Data listing:
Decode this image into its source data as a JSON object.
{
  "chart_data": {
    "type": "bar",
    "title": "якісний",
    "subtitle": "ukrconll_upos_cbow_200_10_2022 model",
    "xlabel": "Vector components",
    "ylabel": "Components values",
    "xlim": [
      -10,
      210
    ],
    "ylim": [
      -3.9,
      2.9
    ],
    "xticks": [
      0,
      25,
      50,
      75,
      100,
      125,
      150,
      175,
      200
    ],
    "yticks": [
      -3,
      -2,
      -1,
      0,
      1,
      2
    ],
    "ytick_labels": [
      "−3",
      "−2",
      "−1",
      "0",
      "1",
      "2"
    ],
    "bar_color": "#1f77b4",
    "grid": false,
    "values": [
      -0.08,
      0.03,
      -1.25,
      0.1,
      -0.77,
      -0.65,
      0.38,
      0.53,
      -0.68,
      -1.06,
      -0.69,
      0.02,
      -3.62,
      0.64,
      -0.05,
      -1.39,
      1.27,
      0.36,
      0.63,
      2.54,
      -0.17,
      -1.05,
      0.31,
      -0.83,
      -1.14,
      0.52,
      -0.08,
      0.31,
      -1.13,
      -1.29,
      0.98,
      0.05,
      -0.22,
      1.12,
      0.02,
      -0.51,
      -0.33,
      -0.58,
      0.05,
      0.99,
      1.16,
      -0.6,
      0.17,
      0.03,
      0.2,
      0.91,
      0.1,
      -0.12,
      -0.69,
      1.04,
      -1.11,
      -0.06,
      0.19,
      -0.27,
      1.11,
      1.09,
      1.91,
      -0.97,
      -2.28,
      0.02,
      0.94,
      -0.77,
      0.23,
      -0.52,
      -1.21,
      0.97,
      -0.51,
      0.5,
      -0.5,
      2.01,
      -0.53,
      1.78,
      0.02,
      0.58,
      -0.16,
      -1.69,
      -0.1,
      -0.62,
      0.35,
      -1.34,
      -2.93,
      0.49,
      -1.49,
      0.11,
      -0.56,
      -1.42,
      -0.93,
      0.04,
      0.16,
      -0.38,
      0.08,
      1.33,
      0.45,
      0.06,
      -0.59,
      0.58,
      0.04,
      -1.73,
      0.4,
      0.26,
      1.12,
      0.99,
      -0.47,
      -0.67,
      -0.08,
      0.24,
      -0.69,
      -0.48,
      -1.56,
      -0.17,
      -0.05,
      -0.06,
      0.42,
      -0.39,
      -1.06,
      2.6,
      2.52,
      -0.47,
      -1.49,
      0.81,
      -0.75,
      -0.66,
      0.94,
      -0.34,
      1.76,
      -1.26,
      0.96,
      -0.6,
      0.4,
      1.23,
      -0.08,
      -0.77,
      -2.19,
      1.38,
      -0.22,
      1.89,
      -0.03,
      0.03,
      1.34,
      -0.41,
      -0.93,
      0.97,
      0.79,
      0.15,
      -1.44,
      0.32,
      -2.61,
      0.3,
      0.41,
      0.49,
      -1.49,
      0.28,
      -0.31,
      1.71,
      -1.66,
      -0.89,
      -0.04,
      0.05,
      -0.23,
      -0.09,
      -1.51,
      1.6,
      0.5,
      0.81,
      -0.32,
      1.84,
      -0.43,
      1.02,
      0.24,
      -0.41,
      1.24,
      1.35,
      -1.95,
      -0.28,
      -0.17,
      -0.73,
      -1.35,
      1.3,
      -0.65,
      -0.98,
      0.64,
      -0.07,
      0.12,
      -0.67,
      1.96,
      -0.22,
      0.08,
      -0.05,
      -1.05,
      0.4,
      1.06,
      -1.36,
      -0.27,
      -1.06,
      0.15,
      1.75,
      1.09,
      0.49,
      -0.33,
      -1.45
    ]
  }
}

Requirements: Quote the data above in full, changing nothing.

Output for this task:
Decode this image into its source data as a JSON object.
{
  "chart_data": {
    "type": "bar",
    "title": "якісний",
    "subtitle": "ukrconll_upos_cbow_200_10_2022 model",
    "xlabel": "Vector components",
    "ylabel": "Components values",
    "xlim": [
      -10,
      210
    ],
    "ylim": [
      -3.9,
      2.9
    ],
    "xticks": [
      0,
      25,
      50,
      75,
      100,
      125,
      150,
      175,
      200
    ],
    "yticks": [
      -3,
      -2,
      -1,
      0,
      1,
      2
    ],
    "ytick_labels": [
      "−3",
      "−2",
      "−1",
      "0",
      "1",
      "2"
    ],
    "bar_color": "#1f77b4",
    "grid": false,
    "values": [
      -0.08,
      0.03,
      -1.25,
      0.1,
      -0.77,
      -0.65,
      0.38,
      0.53,
      -0.68,
      -1.06,
      -0.69,
      0.02,
      -3.62,
      0.64,
      -0.05,
      -1.39,
      1.27,
      0.36,
      0.63,
      2.54,
      -0.17,
      -1.05,
      0.31,
      -0.83,
      -1.14,
      0.52,
      -0.08,
      0.31,
      -1.13,
      -1.29,
      0.98,
      0.05,
      -0.22,
      1.12,
      0.02,
      -0.51,
      -0.33,
      -0.58,
      0.05,
      0.99,
      1.16,
      -0.6,
      0.17,
      0.03,
      0.2,
      0.91,
      0.1,
      -0.12,
      -0.69,
      1.04,
      -1.11,
      -0.06,
      0.19,
      -0.27,
      1.11,
      1.09,
      1.91,
      -0.97,
      -2.28,
      0.02,
      0.94,
      -0.77,
      0.23,
      -0.52,
      -1.21,
      0.97,
      -0.51,
      0.5,
      -0.5,
      2.01,
      -0.53,
      1.78,
      0.02,
      0.58,
      -0.16,
      -1.69,
      -0.1,
      -0.62,
      0.35,
      -1.34,
      -2.93,
      0.49,
      -1.49,
      0.11,
      -0.56,
      -1.42,
      -0.93,
      0.04,
      0.16,
      -0.38,
      0.08,
      1.33,
      0.45,
      0.06,
      -0.59,
      0.58,
      0.04,
      -1.73,
      0.4,
      0.26,
      1.12,
      0.99,
      -0.47,
      -0.67,
      -0.08,
      0.24,
      -0.69,
      -0.48,
      -1.56,
      -0.17,
      -0.05,
      -0.06,
      0.42,
      -0.39,
      -1.06,
      2.6,
      2.52,
      -0.47,
      -1.49,
      0.81,
      -0.75,
      -0.66,
      0.94,
      -0.34,
      1.76,
      -1.26,
      0.96,
      -0.6,
      0.4,
      1.23,
      -0.08,
      -0.77,
      -2.19,
      1.38,
      -0.22,
      1.89,
      -0.03,
      0.03,
      1.34,
      -0.41,
      -0.93,
      0.97,
      0.79,
      0.15,
      -1.44,
      0.32,
      -2.61,
      0.3,
      0.41,
      0.49,
      -1.49,
      0.28,
      -0.31,
      1.71,
      -1.66,
      -0.89,
      -0.04,
      0.05,
      -0.23,
      -0.09,
      -1.51,
      1.6,
      0.5,
      0.81,
      -0.32,
      1.84,
      -0.43,
      1.02,
      0.24,
      -0.41,
      1.24,
      1.35,
      -1.95,
      -0.28,
      -0.17,
      -0.73,
      -1.35,
      1.3,
      -0.65,
      -0.98,
      0.64,
      -0.07,
      0.12,
      -0.67,
      1.96,
      -0.22,
      0.08,
      -0.05,
      -1.05,
      0.4,
      1.06,
      -1.36,
      -0.27,
      -1.06,
      0.15,
      1.75,
      1.09,
      0.49,
      -0.33,
      -1.45
    ]
  }
}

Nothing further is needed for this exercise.